Find the lines below that contain the string "between". Copy each one.

Saved data entries:
########

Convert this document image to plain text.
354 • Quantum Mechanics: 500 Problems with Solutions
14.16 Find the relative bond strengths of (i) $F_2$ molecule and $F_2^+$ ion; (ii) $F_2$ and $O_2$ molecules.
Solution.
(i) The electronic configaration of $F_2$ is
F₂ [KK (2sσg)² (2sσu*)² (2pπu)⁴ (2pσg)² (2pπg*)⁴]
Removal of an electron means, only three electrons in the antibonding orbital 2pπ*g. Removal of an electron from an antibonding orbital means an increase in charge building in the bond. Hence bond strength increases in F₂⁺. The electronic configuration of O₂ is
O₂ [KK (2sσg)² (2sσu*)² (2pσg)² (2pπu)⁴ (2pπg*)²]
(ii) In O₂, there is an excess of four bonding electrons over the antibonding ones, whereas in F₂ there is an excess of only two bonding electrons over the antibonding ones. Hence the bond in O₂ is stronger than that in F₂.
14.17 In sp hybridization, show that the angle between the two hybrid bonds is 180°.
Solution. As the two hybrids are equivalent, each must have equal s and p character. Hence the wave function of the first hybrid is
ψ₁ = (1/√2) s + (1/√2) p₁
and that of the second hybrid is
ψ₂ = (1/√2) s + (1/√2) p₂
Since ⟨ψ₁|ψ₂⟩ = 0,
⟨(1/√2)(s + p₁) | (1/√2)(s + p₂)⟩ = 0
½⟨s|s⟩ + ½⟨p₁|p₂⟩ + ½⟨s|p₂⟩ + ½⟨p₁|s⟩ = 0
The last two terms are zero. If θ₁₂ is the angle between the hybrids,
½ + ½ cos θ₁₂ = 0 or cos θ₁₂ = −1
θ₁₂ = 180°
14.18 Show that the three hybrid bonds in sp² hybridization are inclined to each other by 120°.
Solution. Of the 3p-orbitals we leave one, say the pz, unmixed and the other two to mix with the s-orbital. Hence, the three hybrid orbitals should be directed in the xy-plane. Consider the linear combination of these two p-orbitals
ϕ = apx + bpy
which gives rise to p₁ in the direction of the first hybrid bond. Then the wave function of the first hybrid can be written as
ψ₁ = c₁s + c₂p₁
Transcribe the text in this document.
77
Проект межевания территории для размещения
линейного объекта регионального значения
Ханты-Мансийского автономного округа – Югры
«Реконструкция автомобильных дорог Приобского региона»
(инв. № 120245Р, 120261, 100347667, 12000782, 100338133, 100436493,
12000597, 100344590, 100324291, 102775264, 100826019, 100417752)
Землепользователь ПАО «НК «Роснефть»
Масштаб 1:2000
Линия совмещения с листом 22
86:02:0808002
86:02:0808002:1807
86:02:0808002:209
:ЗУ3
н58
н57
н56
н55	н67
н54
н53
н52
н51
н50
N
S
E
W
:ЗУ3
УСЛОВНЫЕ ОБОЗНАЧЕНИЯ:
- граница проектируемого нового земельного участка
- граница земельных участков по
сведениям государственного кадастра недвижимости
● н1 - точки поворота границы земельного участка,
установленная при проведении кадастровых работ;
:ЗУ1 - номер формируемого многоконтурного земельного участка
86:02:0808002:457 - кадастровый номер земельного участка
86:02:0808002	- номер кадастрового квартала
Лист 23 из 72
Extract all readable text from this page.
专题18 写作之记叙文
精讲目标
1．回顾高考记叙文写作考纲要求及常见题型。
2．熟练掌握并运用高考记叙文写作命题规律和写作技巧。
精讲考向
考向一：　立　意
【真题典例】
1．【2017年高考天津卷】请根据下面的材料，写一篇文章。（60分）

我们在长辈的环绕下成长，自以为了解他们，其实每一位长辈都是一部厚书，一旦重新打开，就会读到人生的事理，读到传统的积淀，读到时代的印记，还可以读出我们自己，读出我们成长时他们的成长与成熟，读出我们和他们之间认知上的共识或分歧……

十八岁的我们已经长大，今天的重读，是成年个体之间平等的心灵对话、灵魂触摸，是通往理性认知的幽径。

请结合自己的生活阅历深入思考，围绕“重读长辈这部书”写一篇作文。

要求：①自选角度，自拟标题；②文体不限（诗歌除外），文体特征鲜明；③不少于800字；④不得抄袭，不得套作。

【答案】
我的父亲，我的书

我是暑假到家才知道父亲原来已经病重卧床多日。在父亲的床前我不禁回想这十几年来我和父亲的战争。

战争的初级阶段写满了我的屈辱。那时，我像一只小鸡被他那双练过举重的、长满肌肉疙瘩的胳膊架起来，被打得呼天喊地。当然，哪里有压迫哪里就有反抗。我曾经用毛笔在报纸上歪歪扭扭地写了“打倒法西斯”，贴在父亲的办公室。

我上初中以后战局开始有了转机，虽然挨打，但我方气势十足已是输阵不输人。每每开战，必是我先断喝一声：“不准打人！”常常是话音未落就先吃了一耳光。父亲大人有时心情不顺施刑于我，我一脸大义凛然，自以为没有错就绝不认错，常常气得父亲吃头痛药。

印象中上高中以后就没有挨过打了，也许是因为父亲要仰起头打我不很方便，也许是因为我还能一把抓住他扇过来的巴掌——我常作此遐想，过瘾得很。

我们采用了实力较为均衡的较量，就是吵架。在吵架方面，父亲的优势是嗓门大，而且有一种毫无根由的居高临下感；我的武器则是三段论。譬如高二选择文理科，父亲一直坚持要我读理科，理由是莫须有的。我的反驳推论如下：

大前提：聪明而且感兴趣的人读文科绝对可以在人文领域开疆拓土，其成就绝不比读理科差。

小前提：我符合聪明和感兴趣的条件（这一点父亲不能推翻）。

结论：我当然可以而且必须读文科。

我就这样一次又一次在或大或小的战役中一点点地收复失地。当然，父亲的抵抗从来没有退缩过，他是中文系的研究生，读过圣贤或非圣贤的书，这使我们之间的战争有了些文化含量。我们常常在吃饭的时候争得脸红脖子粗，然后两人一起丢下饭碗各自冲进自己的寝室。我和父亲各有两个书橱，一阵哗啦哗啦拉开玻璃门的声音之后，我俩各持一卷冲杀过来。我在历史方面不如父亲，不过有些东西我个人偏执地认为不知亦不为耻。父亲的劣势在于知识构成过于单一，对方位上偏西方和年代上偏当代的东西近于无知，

########

## TASK RESULT
14.17 In sp hybridization, show that the angle between the two hybrid bonds is 180°.
The last two terms are zero. If θ₁₂ is the angle between the hybrids,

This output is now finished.